SET PROBLEM: Edit the material so that each "Bar" reads "Column" and keep every other part the same.

━━━━━ GIVEN RECORDS ━━━━━

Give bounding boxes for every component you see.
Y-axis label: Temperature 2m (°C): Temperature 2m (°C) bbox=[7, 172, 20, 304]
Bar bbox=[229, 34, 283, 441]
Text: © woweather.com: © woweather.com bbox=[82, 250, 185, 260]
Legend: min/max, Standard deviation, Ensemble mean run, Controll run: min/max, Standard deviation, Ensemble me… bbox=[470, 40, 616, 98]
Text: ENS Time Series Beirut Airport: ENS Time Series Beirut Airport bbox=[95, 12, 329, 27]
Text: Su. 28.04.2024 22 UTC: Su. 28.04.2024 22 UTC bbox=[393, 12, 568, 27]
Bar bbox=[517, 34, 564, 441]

━━━━━

RESPONSE BELOW:
Give bounding boxes for every component you see.
Y-axis label: Temperature 2m (°C): Temperature 2m (°C) bbox=[7, 172, 20, 304]
Column bbox=[229, 34, 283, 441]
Text: © woweather.com: © woweather.com bbox=[82, 250, 185, 260]
Legend: min/max, Standard deviation, Ensemble mean run, Controll run: min/max, Standard deviation, Ensemble me… bbox=[470, 40, 616, 98]
Text: ENS Time Series Beirut Airport: ENS Time Series Beirut Airport bbox=[95, 12, 329, 27]
Text: Su. 28.04.2024 22 UTC: Su. 28.04.2024 22 UTC bbox=[393, 12, 568, 27]
Column bbox=[517, 34, 564, 441]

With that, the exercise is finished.